-- Start of Data for the task --

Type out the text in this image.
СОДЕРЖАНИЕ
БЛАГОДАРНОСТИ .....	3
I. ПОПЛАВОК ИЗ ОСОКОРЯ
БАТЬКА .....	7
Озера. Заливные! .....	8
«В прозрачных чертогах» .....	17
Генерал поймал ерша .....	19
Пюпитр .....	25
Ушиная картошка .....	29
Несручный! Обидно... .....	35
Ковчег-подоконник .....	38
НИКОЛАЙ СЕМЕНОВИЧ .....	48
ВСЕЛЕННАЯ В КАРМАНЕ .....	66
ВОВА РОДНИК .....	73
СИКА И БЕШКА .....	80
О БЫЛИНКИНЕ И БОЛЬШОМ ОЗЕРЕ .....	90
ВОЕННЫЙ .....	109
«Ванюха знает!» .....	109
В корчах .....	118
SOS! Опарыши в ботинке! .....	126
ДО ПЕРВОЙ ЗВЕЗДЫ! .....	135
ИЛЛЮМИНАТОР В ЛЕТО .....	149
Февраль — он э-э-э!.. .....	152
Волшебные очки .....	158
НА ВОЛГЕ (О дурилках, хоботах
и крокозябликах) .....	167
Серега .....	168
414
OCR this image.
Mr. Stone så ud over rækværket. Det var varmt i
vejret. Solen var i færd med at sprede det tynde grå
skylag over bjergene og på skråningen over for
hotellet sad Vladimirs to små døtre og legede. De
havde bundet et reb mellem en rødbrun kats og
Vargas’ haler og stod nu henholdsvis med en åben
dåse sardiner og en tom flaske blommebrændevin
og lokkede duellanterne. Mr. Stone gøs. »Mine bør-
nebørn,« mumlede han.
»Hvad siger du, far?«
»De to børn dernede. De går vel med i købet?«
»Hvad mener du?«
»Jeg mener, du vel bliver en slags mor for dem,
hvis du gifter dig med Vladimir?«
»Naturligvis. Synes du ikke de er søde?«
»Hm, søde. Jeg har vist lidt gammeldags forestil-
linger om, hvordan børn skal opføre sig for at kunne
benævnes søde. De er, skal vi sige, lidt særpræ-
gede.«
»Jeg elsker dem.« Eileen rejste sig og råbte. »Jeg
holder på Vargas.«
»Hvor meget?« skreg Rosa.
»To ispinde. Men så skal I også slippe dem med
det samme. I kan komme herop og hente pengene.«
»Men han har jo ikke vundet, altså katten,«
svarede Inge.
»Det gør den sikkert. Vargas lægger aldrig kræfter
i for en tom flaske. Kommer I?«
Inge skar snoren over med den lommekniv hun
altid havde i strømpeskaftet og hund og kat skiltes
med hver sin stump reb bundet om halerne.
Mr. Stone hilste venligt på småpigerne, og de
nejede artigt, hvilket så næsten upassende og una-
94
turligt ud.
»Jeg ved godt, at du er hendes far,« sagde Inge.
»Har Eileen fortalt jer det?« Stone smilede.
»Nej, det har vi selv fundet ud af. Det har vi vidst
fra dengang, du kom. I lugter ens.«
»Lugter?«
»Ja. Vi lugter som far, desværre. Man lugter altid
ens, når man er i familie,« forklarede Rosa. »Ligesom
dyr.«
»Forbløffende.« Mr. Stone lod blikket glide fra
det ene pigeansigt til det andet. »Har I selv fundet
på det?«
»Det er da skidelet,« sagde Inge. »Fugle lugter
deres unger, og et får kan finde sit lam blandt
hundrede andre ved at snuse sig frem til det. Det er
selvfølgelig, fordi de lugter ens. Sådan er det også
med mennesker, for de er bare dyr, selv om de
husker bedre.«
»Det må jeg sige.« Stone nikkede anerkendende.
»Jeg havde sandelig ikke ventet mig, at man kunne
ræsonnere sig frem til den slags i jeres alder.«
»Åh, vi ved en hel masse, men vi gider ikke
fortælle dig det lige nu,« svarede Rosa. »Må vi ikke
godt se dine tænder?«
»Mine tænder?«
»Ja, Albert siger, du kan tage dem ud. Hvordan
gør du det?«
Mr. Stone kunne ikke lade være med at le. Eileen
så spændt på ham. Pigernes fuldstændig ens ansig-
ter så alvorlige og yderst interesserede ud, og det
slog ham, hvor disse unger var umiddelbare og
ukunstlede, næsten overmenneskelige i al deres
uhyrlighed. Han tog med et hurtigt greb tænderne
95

-- End of Data for the task --

### [Goal]
Write out every line of the entries that holds the word "unger".

### [Response to this exercise]
deres unger, og et får kan finde sit lam blandt
slog ham, hvor disse unger var umiddelbare og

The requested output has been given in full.